▶ _RECORDS PROVIDED_

········

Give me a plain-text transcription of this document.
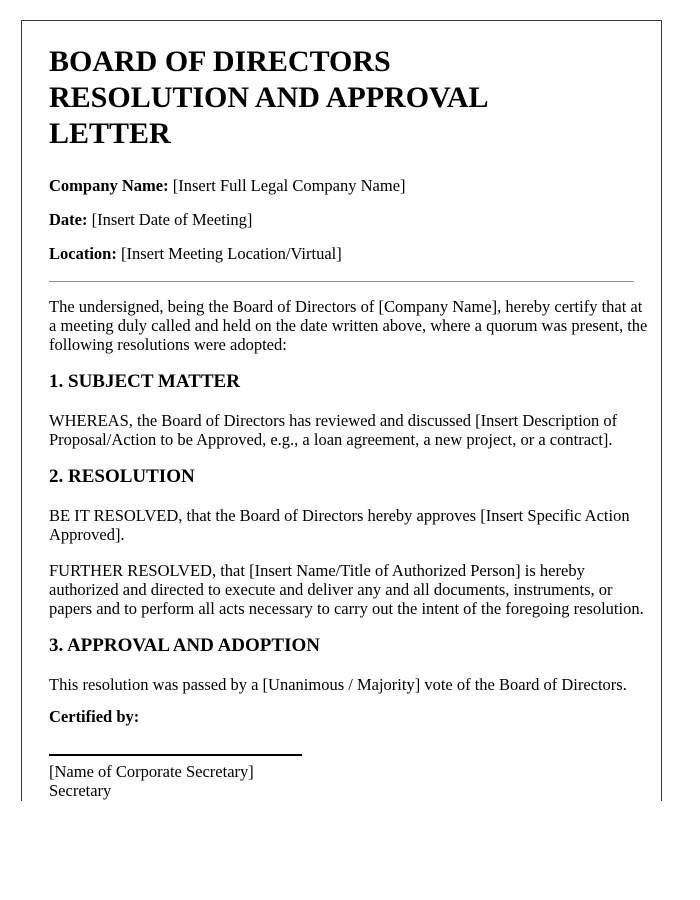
BOARD OF DIRECTORS RESOLUTION AND APPROVAL LETTER

Company Name: [Insert Full Legal Company Name]

Date: [Insert Date of Meeting]

Location: [Insert Meeting Location/Virtual]

The undersigned, being the Board of Directors of [Company Name], hereby certify that at
a meeting duly called and held on the date written above, where a quorum was present, the
following resolutions were adopted:
1. SUBJECT MATTER
WHEREAS, the Board of Directors has reviewed and discussed [Insert Description of
Proposal/Action to be Approved, e.g., a loan agreement, a new project, or a contract].
2. RESOLUTION
BE IT RESOLVED, that the Board of Directors hereby approves [Insert Specific Action
Approved].
FURTHER RESOLVED, that [Insert Name/Title of Authorized Person] is hereby
authorized and directed to execute and deliver any and all documents, instruments, or
papers and to perform all acts necessary to carry out the intent of the foregoing resolution.
3. APPROVAL AND ADOPTION
This resolution was passed by a [Unanimous / Majority] vote of the Board of Directors.

Certified by:

[Name of Corporate Secretary]
Secretary
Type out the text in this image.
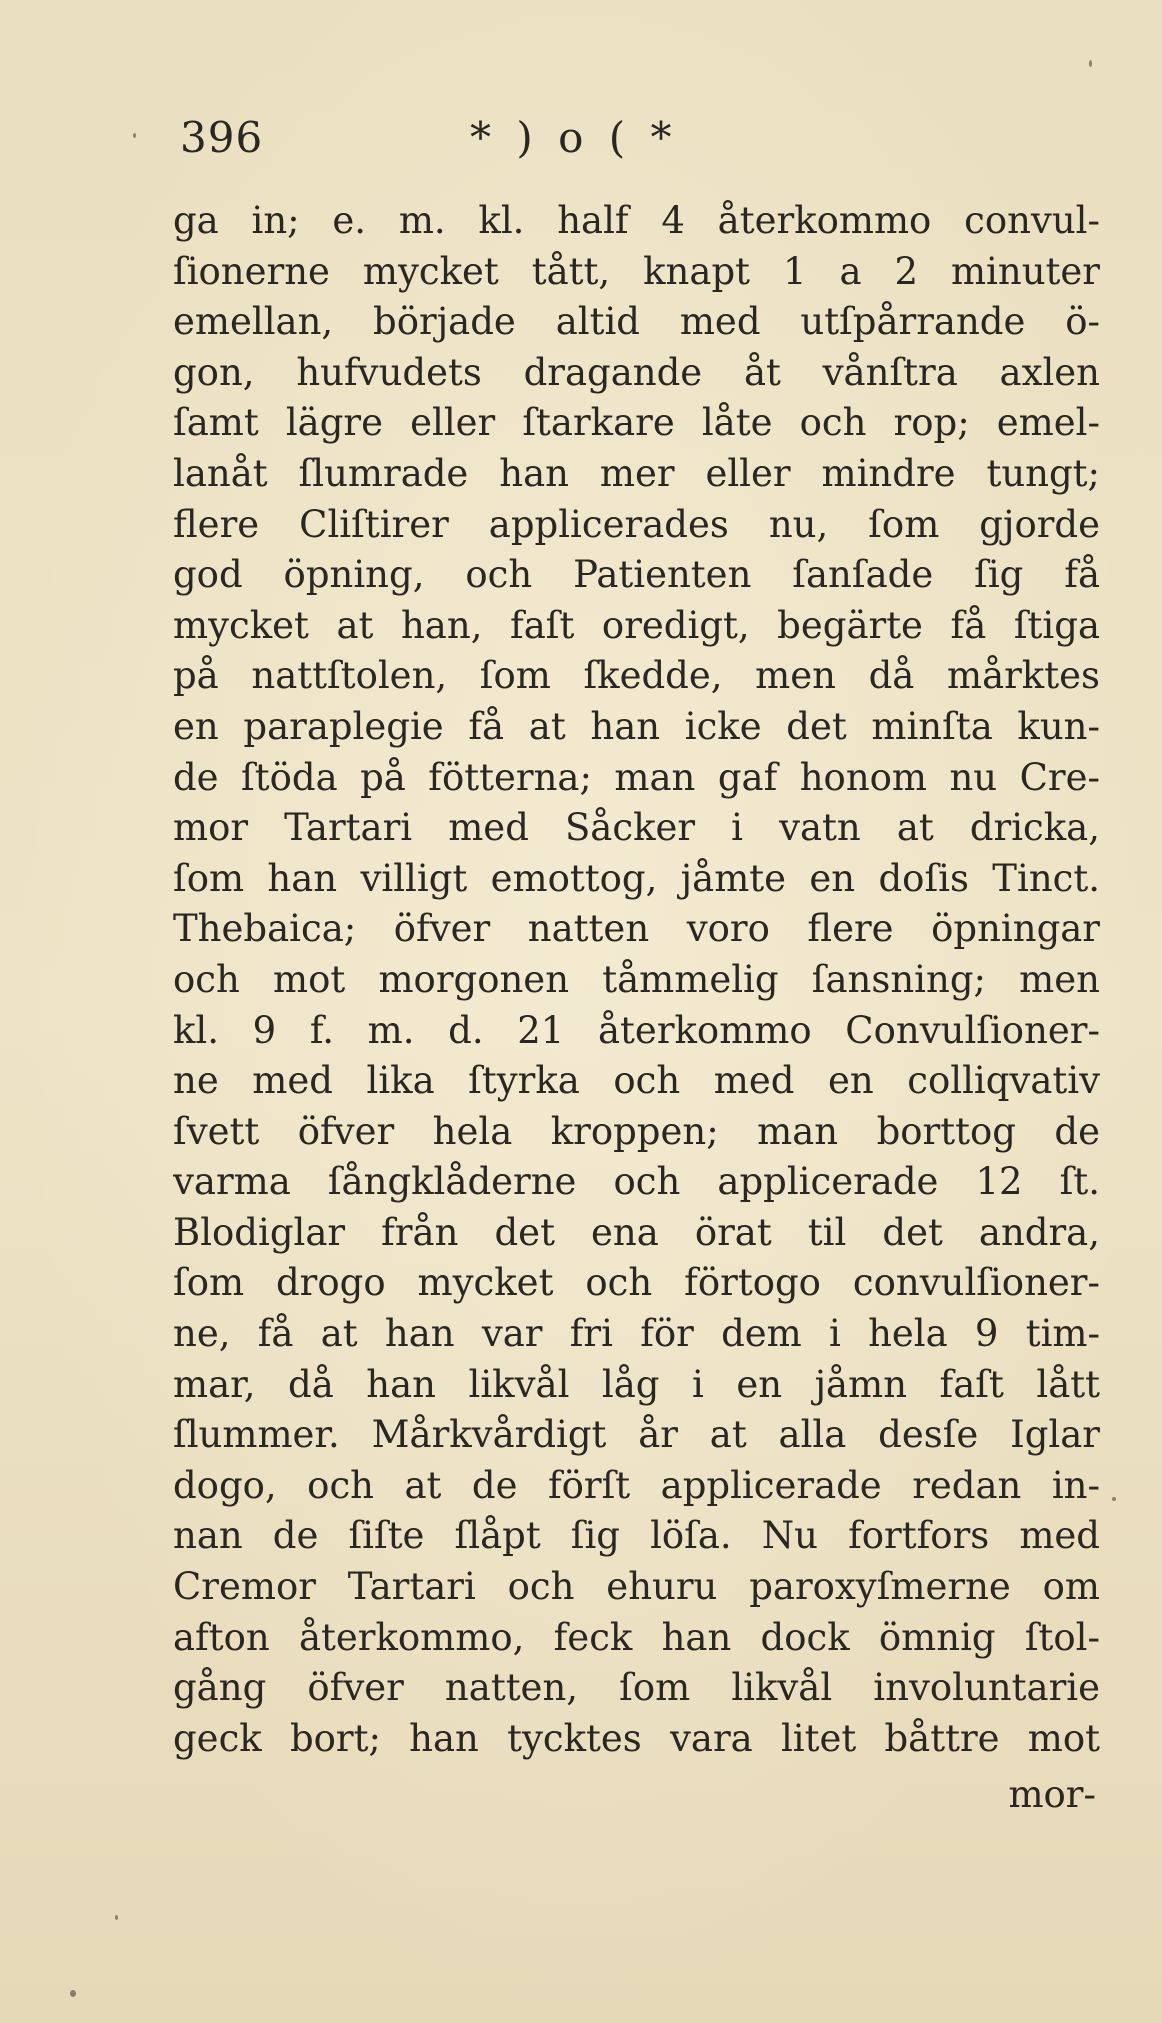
396	* ) o ( *
ga in; e. m. kl. half 4 återkommo convul-
ſionerne mycket tått, knapt 1 a 2 minuter
emellan, började altid med utſpårrande ö-
gon, hufvudets dragande åt vånſtra axlen
ſamt lägre eller ſtarkare låte och rop; emel-
lanåt ſlumrade han mer eller mindre tungt;
flere Cliſtirer applicerades nu, ſom gjorde
god öpning, och Patienten ſanſade ſig få
mycket at han, faſt oredigt, begärte få ſtiga
på nattſtolen, ſom ſkedde, men då mårktes
en paraplegie få at han icke det minſta kun-
de ſtöda på fötterna; man gaf honom nu Cre-
mor Tartari med Såcker i vatn at dricka,
ſom han villigt emottog, jåmte en doſis Tinct.
Thebaica; öfver natten voro flere öpningar
och mot morgonen tåmmelig ſansning; men
kl. 9 f. m. d. 21 återkommo Convulſioner-
ne med lika ſtyrka och med en colliqvativ
ſvett öfver hela kroppen; man borttog de
varma ſångklåderne och applicerade 12 ſt.
Blodiglar från det ena örat til det andra,
ſom drogo mycket och förtogo convulſioner-
ne, få at han var fri för dem i hela 9 tim-
mar, då han likvål låg i en jåmn faſt lått
ſlummer. Mårkvårdigt år at alla desſe Iglar
dogo, och at de förſt applicerade redan in-
nan de ſiſte ſlåpt ſig löſa. Nu fortfors med
Cremor Tartari och ehuru paroxyſmerne om
afton återkommo, feck han dock ömnig ſtol-
gång öfver natten, ſom likvål involuntarie
geck bort; han tycktes vara litet båttre mot
mor-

········

▶ _SET PROBLEM_
Starting at the line that contains "Type out the text in this image.", write out every line through the final line of the entries, word for word; skip any pictures.

▶ _RIGHT ANSWER_
Type out the text in this image.
396	* ) o ( *
ga in; e. m. kl. half 4 återkommo convul-
ſionerne mycket tått, knapt 1 a 2 minuter
emellan, började altid med utſpårrande ö-
gon, hufvudets dragande åt vånſtra axlen
ſamt lägre eller ſtarkare låte och rop; emel-
lanåt ſlumrade han mer eller mindre tungt;
flere Cliſtirer applicerades nu, ſom gjorde
god öpning, och Patienten ſanſade ſig få
mycket at han, faſt oredigt, begärte få ſtiga
på nattſtolen, ſom ſkedde, men då mårktes
en paraplegie få at han icke det minſta kun-
de ſtöda på fötterna; man gaf honom nu Cre-
mor Tartari med Såcker i vatn at dricka,
ſom han villigt emottog, jåmte en doſis Tinct.
Thebaica; öfver natten voro flere öpningar
och mot morgonen tåmmelig ſansning; men
kl. 9 f. m. d. 21 återkommo Convulſioner-
ne med lika ſtyrka och med en colliqvativ
ſvett öfver hela kroppen; man borttog de
varma ſångklåderne och applicerade 12 ſt.
Blodiglar från det ena örat til det andra,
ſom drogo mycket och förtogo convulſioner-
ne, få at han var fri för dem i hela 9 tim-
mar, då han likvål låg i en jåmn faſt lått
ſlummer. Mårkvårdigt år at alla desſe Iglar
dogo, och at de förſt applicerade redan in-
nan de ſiſte ſlåpt ſig löſa. Nu fortfors med
Cremor Tartari och ehuru paroxyſmerne om
afton återkommo, feck han dock ömnig ſtol-
gång öfver natten, ſom likvål involuntarie
geck bort; han tycktes vara litet båttre mot
mor-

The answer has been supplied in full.